[START OF GIVEN RECORDS]
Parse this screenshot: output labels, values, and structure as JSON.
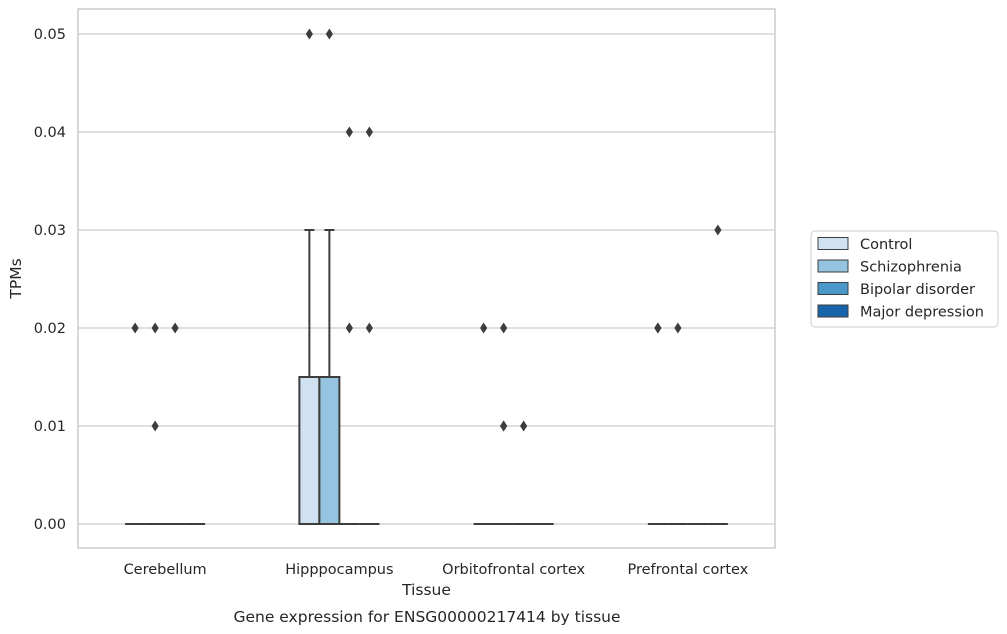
{
  "chart_data": {
    "type": "box",
    "xlabel": "Tissue",
    "ylabel": "TPMs",
    "caption": "Gene expression for ENSG00000217414 by tissue",
    "ylim": [
      -0.0025,
      0.0525
    ],
    "yticks": [
      0.0,
      0.01,
      0.02,
      0.03,
      0.04,
      0.05
    ],
    "ytick_labels": [
      "0.00",
      "0.01",
      "0.02",
      "0.03",
      "0.04",
      "0.05"
    ],
    "grid": "horizontal",
    "legend_position": "right",
    "categories": [
      "Cerebellum",
      "Hipppocampus",
      "Orbitofrontal cortex",
      "Prefrontal cortex"
    ],
    "series": [
      {
        "name": "Control",
        "color": "#d0e1f2",
        "boxes": [
          {
            "q1": 0,
            "median": 0,
            "q3": 0,
            "whisker_low": 0,
            "whisker_high": 0,
            "outliers": [
              0.02
            ]
          },
          {
            "q1": 0,
            "median": 0,
            "q3": 0.015,
            "whisker_low": 0,
            "whisker_high": 0.03,
            "outliers": [
              0.05
            ]
          },
          {
            "q1": 0,
            "median": 0,
            "q3": 0,
            "whisker_low": 0,
            "whisker_high": 0,
            "outliers": [
              0.02
            ]
          },
          {
            "q1": 0,
            "median": 0,
            "q3": 0,
            "whisker_low": 0,
            "whisker_high": 0,
            "outliers": [
              0.02,
              0.02
            ]
          }
        ]
      },
      {
        "name": "Schizophrenia",
        "color": "#94c4df",
        "boxes": [
          {
            "q1": 0,
            "median": 0,
            "q3": 0,
            "whisker_low": 0,
            "whisker_high": 0,
            "outliers": [
              0.02,
              0.01
            ]
          },
          {
            "q1": 0,
            "median": 0,
            "q3": 0.015,
            "whisker_low": 0,
            "whisker_high": 0.03,
            "outliers": [
              0.05
            ]
          },
          {
            "q1": 0,
            "median": 0,
            "q3": 0,
            "whisker_low": 0,
            "whisker_high": 0,
            "outliers": [
              0.02,
              0.01,
              0.01
            ]
          },
          {
            "q1": 0,
            "median": 0,
            "q3": 0,
            "whisker_low": 0,
            "whisker_high": 0,
            "outliers": [
              0.02
            ]
          }
        ]
      },
      {
        "name": "Bipolar disorder",
        "color": "#4a98c9",
        "boxes": [
          {
            "q1": 0,
            "median": 0,
            "q3": 0,
            "whisker_low": 0,
            "whisker_high": 0,
            "outliers": [
              0.02
            ]
          },
          {
            "q1": 0,
            "median": 0,
            "q3": 0,
            "whisker_low": 0,
            "whisker_high": 0,
            "outliers": [
              0.04,
              0.02
            ]
          },
          {
            "q1": 0,
            "median": 0,
            "q3": 0,
            "whisker_low": 0,
            "whisker_high": 0,
            "outliers": [
              0.01
            ]
          },
          {
            "q1": 0,
            "median": 0,
            "q3": 0,
            "whisker_low": 0,
            "whisker_high": 0,
            "outliers": []
          }
        ]
      },
      {
        "name": "Major depression",
        "color": "#1764ab",
        "boxes": [
          {
            "q1": 0,
            "median": 0,
            "q3": 0,
            "whisker_low": 0,
            "whisker_high": 0,
            "outliers": []
          },
          {
            "q1": 0,
            "median": 0,
            "q3": 0,
            "whisker_low": 0,
            "whisker_high": 0,
            "outliers": [
              0.04,
              0.02
            ]
          },
          {
            "q1": 0,
            "median": 0,
            "q3": 0,
            "whisker_low": 0,
            "whisker_high": 0,
            "outliers": []
          },
          {
            "q1": 0,
            "median": 0,
            "q3": 0,
            "whisker_low": 0,
            "whisker_high": 0,
            "outliers": [
              0.03
            ]
          }
        ]
      }
    ],
    "colors": {
      "grid": "#cccccc",
      "frame": "#cccccc",
      "line": "#3d3d3d",
      "text": "#262626"
    }
  }
}
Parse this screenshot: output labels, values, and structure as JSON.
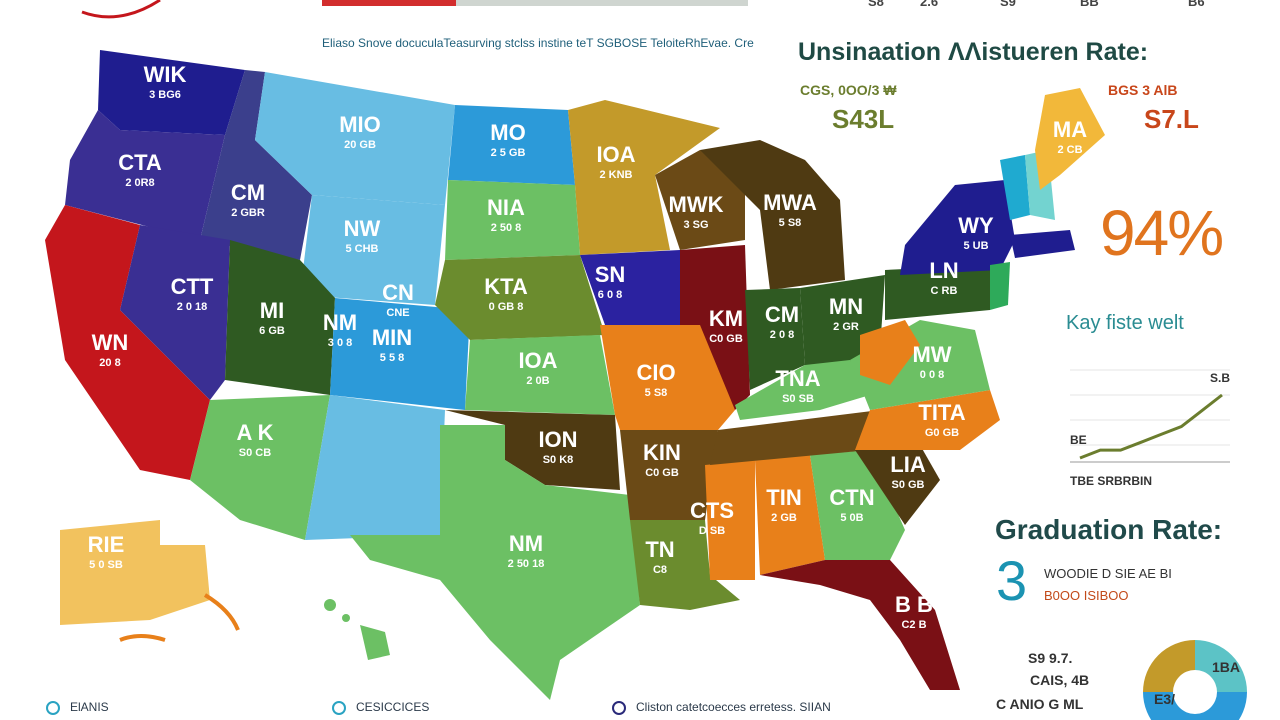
{
  "header": {
    "subtitle": "Eliaso Snove docuculaTeasurving stclss instine teT SGBOSE TeloiteRhEvae. Cre",
    "top_numbers": [
      "S8",
      "2.6",
      "S9",
      "BB",
      "B6"
    ]
  },
  "map": {
    "states": [
      {
        "code": "WIK",
        "value": "3 BG6"
      },
      {
        "code": "CTA",
        "value": "2 0R8"
      },
      {
        "code": "CM",
        "value": "2 GBR"
      },
      {
        "code": "MIO",
        "value": "20 GB"
      },
      {
        "code": "MO",
        "value": "2 5 GB"
      },
      {
        "code": "IOA",
        "value": "2 KNB"
      },
      {
        "code": "NIA",
        "value": "2 50 8"
      },
      {
        "code": "NW",
        "value": "5 CHB"
      },
      {
        "code": "KTA",
        "value": "0 GB 8"
      },
      {
        "code": "MI",
        "value": "6 GB"
      },
      {
        "code": "CN",
        "value": "CNE"
      },
      {
        "code": "NM",
        "value": "3 0 8"
      },
      {
        "code": "SN",
        "value": "6 0 8"
      },
      {
        "code": "CTT",
        "value": "2 0 18"
      },
      {
        "code": "WN",
        "value": "20 8"
      },
      {
        "code": "MIN",
        "value": "5 5 8"
      },
      {
        "code": "MWK",
        "value": "3 SG"
      },
      {
        "code": "MWA",
        "value": "5 S8"
      },
      {
        "code": "IOA",
        "value": "2 0B"
      },
      {
        "code": "A K",
        "value": "S0 CB"
      },
      {
        "code": "CIO",
        "value": "5 S8"
      },
      {
        "code": "ION",
        "value": "S0 K8"
      },
      {
        "code": "KIN",
        "value": "C0 GB"
      },
      {
        "code": "NM",
        "value": "2 50 18"
      },
      {
        "code": "CM",
        "value": "2 0 8"
      },
      {
        "code": "MN",
        "value": "2 GR"
      },
      {
        "code": "LN",
        "value": "C RB"
      },
      {
        "code": "KM",
        "value": "C0 GB"
      },
      {
        "code": "MW",
        "value": "0 0 8"
      },
      {
        "code": "WY",
        "value": "5 UB"
      },
      {
        "code": "TITA",
        "value": "G0 GB"
      },
      {
        "code": "TNA",
        "value": "S0 SB"
      },
      {
        "code": "CTS",
        "value": "D SB"
      },
      {
        "code": "TIN",
        "value": "2 GB"
      },
      {
        "code": "TN",
        "value": "C8"
      },
      {
        "code": "LIA",
        "value": "S0 GB"
      },
      {
        "code": "CTN",
        "value": "5 0B"
      },
      {
        "code": "B B",
        "value": "C2 B"
      },
      {
        "code": "MA",
        "value": "2 CB"
      },
      {
        "code": "RIE",
        "value": "5 0 SB"
      }
    ]
  },
  "panel": {
    "title": "Unsinaation ΛΛistueren Rate:",
    "left_stat_small": "CGS, 0OO/3 ₩",
    "left_stat_big": "S43L",
    "right_stat_small": "BGS 3 AlB",
    "right_stat_big": "S7.L",
    "big_percent": "94%",
    "trend_title": "Kay fiste welt",
    "trend_top_label": "S.B",
    "trend_left_label": "BE",
    "trend_axis_label": "TBE SRBRBIN",
    "graduation_title": "Graduation Rate:",
    "graduation_number": "3",
    "graduation_desc_1": "WOODIE D SIE AE BI",
    "graduation_desc_2": "B0OO ISIBOO",
    "donut_label_1": "S9 9.7.",
    "donut_label_2": "CAIS, 4B",
    "donut_caption": "C ANIO G ML",
    "donut_slice_label_1": "1BA",
    "donut_slice_label_2": "E3/"
  },
  "legend": [
    {
      "label": "ElANIS",
      "color": "#2aa3c2"
    },
    {
      "label": "CESICCICES",
      "color": "#2aa3c2"
    },
    {
      "label": "Cliston catetcoecces erretess. SIIAN",
      "color": "#2a2a7a"
    }
  ],
  "chart_data": {
    "type": "line",
    "title": "Kay fiste welt",
    "y_labels": [
      "S.B",
      "BE"
    ],
    "x_label": "TBE SRBRBIN",
    "values": [
      2,
      3,
      3,
      4,
      5,
      6,
      8,
      10
    ]
  },
  "colors": {
    "navy": "#1f1d8f",
    "purple": "#3a2f93",
    "red": "#c4161c",
    "light_blue": "#68bde3",
    "bright_blue": "#2c9ad9",
    "green": "#6cc064",
    "olive": "#6b8c2e",
    "dark_green": "#2f5a22",
    "mustard": "#c39a2a",
    "brown": "#6b4a16",
    "dark_brown": "#4f3a12",
    "orange": "#e8801a",
    "maroon": "#7a1015",
    "yellow": "#f2b83a",
    "teal": "#1faad0"
  }
}
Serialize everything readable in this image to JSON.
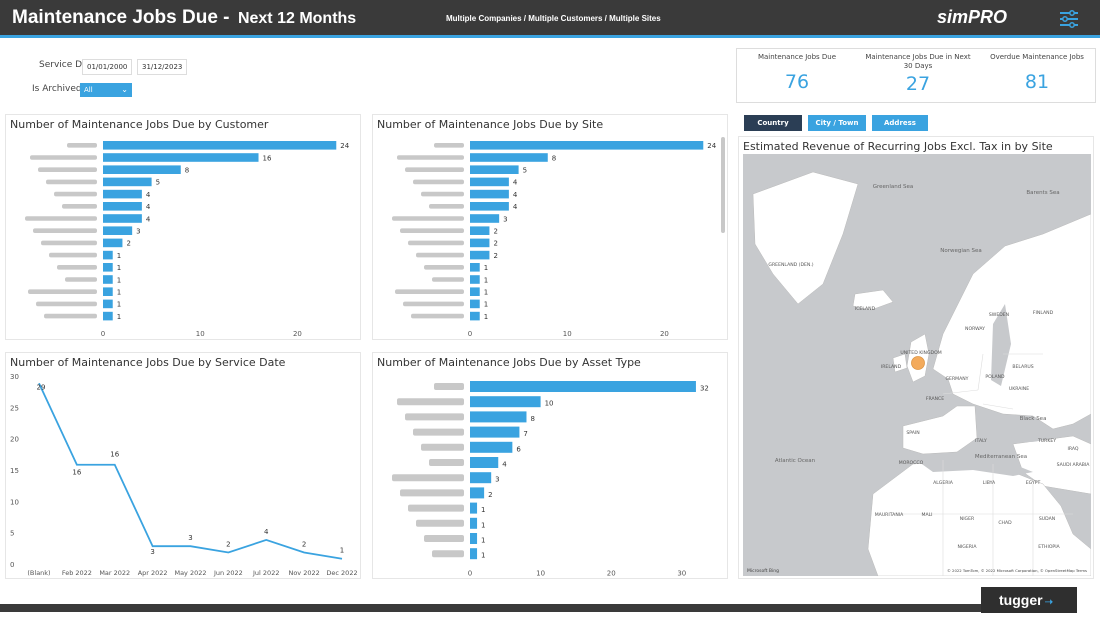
{
  "header": {
    "title": "Maintenance Jobs Due -",
    "subtitle": "Next 12 Months",
    "scope": "Multiple Companies / Multiple Customers / Multiple Sites",
    "logo": "simPRO"
  },
  "filters": {
    "service_date_label": "Service Date",
    "date_from": "01/01/2000",
    "date_to": "31/12/2023",
    "archived_label": "Is Archived",
    "archived_value": "All"
  },
  "kpis": [
    {
      "label": "Maintenance Jobs Due",
      "value": "76"
    },
    {
      "label": "Maintenance Jobs Due in Next 30 Days",
      "value": "27"
    },
    {
      "label": "Overdue Maintenance Jobs",
      "value": "81"
    }
  ],
  "map_buttons": [
    {
      "label": "Country",
      "active": true
    },
    {
      "label": "City / Town",
      "active": false
    },
    {
      "label": "Address",
      "active": false
    }
  ],
  "colors": {
    "accent": "#3aa3e0",
    "header": "#3a3a3a",
    "dark_button": "#2b3e55",
    "bubble": "#f2a14a"
  },
  "icons": {
    "filter": "sliders-icon"
  },
  "footer": {
    "brand": "tugger"
  },
  "chart_data": [
    {
      "type": "bar",
      "title": "Number of Maintenance Jobs Due by Customer",
      "orientation": "horizontal",
      "values": [
        24,
        16,
        8,
        5,
        4,
        4,
        4,
        3,
        2,
        1,
        1,
        1,
        1,
        1,
        1
      ],
      "xlim": [
        0,
        25
      ],
      "xticks": [
        "0",
        "10",
        "20"
      ]
    },
    {
      "type": "bar",
      "title": "Number of Maintenance Jobs Due by Site",
      "orientation": "horizontal",
      "values": [
        24,
        8,
        5,
        4,
        4,
        4,
        3,
        2,
        2,
        2,
        1,
        1,
        1,
        1,
        1
      ],
      "xlim": [
        0,
        25
      ],
      "xticks": [
        "0",
        "10",
        "20"
      ]
    },
    {
      "type": "line",
      "title": "Number of Maintenance Jobs Due by Service Date",
      "categories": [
        "(Blank)",
        "Feb 2022",
        "Mar 2022",
        "Apr 2022",
        "May 2022",
        "Jun 2022",
        "Jul 2022",
        "Nov 2022",
        "Dec 2022"
      ],
      "values": [
        29,
        16,
        16,
        3,
        3,
        2,
        4,
        2,
        1
      ],
      "ylim": [
        0,
        30
      ],
      "yticks": [
        "0",
        "5",
        "10",
        "15",
        "20",
        "25",
        "30"
      ]
    },
    {
      "type": "bar",
      "title": "Number of Maintenance Jobs Due by Asset Type",
      "orientation": "horizontal",
      "values": [
        32,
        10,
        8,
        7,
        6,
        4,
        3,
        2,
        1,
        1,
        1,
        1
      ],
      "xlim": [
        0,
        33
      ],
      "xticks": [
        "0",
        "10",
        "20",
        "30"
      ]
    }
  ],
  "map": {
    "title": "Estimated Revenue of Recurring Jobs Excl. Tax in by Site",
    "labels": [
      "Greenland Sea",
      "Barents Sea",
      "Norwegian Sea",
      "GREENLAND (DEN.)",
      "ICELAND",
      "SWEDEN",
      "FINLAND",
      "NORWAY",
      "UNITED KINGDOM",
      "IRELAND",
      "GERMANY",
      "POLAND",
      "BELARUS",
      "UKRAINE",
      "FRANCE",
      "Black Sea",
      "SPAIN",
      "ITALY",
      "TURKEY",
      "Mediterranean Sea",
      "MOROCCO",
      "ALGERIA",
      "LIBYA",
      "EGYPT",
      "Atlantic Ocean",
      "MAURITANIA",
      "MALI",
      "NIGER",
      "CHAD",
      "SUDAN",
      "NIGERIA",
      "ETHIOPIA",
      "SAUDI ARABIA",
      "IRAQ"
    ],
    "credit_left": "Microsoft Bing",
    "credit_right": "© 2022 TomTom, © 2022 Microsoft Corporation, © OpenStreetMap Terms"
  }
}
[END OF GIVEN RECORDS]
In the entries above, find each line with the word "Microsoft" and show it.

◆ EXERCISE RESULT
    "credit_left": "Microsoft Bing",
    "credit_right": "© 2022 TomTom, © 2022 Microsoft Corporation, © OpenStreetMap Terms"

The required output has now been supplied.